> _Exercise objective_
Reply with one number: how many lines contain the word "گروه".

[START Entries]

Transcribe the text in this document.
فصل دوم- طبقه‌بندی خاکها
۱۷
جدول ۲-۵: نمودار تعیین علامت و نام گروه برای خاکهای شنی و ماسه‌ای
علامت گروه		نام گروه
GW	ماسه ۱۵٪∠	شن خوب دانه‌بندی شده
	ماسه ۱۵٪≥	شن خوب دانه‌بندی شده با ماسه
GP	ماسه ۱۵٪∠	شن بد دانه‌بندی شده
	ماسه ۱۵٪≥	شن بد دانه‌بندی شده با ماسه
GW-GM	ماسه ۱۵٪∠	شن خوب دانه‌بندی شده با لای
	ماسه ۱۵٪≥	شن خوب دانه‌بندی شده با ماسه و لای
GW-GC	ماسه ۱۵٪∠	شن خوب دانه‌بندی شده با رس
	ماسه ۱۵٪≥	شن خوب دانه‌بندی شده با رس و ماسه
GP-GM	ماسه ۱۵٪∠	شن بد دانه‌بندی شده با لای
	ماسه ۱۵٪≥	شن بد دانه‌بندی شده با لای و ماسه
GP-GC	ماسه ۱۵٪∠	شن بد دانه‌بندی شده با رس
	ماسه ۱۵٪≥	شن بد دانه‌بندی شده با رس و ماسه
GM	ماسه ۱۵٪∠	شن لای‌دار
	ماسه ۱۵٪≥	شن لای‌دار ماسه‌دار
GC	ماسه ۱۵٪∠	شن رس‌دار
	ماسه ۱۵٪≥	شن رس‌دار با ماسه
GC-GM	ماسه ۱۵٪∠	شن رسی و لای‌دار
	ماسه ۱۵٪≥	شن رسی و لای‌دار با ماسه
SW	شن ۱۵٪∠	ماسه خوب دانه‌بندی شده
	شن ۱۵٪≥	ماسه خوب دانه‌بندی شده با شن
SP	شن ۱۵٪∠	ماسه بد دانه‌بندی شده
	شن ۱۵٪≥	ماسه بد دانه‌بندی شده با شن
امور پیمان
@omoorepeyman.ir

[END Entries]

> _Answer to the exercise_
2